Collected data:
========================

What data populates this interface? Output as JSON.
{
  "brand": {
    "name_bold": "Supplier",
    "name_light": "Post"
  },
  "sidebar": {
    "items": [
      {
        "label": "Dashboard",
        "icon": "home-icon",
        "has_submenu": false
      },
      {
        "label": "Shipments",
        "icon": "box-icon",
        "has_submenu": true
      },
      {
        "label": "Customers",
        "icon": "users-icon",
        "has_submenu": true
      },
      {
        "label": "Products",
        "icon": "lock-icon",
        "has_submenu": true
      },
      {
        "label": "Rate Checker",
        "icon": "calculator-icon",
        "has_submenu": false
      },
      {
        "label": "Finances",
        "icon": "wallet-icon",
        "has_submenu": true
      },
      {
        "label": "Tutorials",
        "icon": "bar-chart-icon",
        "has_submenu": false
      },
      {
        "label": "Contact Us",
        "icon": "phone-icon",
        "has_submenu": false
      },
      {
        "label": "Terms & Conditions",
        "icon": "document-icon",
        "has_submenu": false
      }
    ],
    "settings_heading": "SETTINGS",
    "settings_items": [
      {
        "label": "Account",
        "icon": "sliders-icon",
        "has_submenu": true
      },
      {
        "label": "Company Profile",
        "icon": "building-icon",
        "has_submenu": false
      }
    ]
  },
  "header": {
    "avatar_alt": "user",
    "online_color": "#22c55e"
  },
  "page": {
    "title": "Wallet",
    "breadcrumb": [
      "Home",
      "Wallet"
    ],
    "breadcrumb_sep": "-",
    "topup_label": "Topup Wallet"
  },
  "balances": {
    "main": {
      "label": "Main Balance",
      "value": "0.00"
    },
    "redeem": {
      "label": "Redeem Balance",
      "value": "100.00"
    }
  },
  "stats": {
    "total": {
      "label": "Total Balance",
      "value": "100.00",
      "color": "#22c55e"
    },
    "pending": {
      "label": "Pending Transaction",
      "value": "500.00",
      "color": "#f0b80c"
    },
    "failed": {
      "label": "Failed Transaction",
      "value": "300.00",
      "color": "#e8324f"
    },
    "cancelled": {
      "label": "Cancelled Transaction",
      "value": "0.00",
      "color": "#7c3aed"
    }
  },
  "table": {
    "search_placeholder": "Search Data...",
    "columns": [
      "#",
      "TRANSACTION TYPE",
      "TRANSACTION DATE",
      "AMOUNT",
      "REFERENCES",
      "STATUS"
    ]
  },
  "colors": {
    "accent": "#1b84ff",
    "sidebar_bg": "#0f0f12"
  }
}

========================

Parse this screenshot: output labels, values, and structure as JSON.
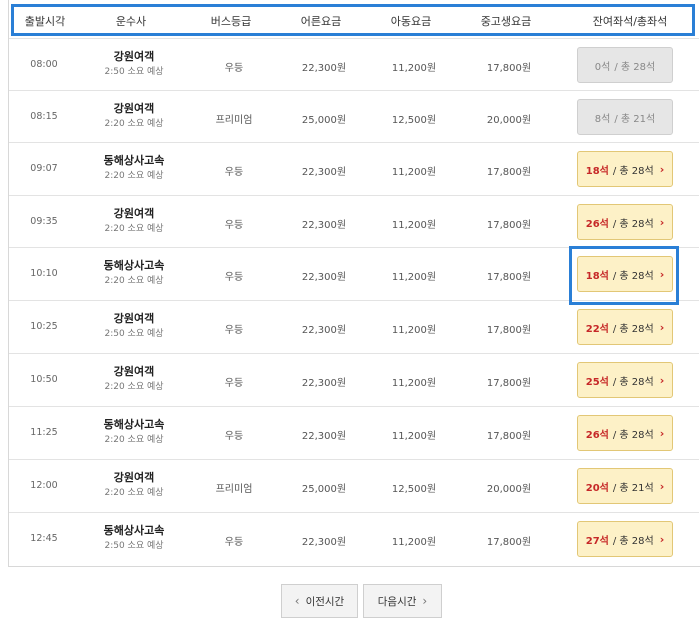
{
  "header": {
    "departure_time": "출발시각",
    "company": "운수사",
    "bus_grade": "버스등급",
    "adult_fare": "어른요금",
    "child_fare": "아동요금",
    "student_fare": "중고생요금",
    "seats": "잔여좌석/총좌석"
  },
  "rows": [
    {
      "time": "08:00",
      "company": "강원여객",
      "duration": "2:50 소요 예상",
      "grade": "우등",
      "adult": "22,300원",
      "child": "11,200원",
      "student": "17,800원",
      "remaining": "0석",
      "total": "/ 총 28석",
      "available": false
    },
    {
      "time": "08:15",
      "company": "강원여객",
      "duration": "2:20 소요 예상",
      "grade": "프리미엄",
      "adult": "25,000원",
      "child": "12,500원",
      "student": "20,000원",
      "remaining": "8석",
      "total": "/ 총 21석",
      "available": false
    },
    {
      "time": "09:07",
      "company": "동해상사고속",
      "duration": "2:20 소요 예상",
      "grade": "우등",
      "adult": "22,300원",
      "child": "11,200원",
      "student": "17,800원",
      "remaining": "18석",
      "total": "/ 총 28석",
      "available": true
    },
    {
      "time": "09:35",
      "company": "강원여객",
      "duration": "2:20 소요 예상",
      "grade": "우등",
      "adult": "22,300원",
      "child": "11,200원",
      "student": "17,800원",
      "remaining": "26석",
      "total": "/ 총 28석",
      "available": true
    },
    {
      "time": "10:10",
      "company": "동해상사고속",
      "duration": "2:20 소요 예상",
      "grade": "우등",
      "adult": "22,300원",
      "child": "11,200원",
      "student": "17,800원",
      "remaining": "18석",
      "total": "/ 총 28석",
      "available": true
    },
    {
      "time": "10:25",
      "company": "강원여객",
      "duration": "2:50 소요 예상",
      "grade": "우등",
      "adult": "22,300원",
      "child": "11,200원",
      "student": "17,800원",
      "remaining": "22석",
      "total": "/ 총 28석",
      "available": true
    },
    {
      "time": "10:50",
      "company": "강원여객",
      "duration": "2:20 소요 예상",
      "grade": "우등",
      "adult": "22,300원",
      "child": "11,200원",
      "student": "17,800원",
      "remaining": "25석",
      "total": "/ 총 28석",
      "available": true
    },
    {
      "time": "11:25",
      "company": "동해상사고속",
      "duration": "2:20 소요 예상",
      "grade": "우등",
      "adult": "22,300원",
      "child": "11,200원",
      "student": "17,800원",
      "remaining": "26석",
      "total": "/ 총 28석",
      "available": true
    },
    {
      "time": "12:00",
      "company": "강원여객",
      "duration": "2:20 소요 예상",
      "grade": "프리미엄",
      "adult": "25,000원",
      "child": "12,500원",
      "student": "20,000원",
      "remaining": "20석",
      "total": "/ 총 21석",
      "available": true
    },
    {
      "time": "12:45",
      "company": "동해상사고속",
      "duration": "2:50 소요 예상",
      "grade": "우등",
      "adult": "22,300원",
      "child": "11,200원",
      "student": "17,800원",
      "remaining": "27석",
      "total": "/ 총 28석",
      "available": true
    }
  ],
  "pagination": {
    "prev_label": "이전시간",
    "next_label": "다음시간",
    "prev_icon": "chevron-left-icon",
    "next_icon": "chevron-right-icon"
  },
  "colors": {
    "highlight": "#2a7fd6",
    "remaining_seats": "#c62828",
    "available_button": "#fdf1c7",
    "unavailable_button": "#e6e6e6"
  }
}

========================

What the task asks: Establish how many lines of the records contain the string "this" and state that number without elaboration.

The result: 2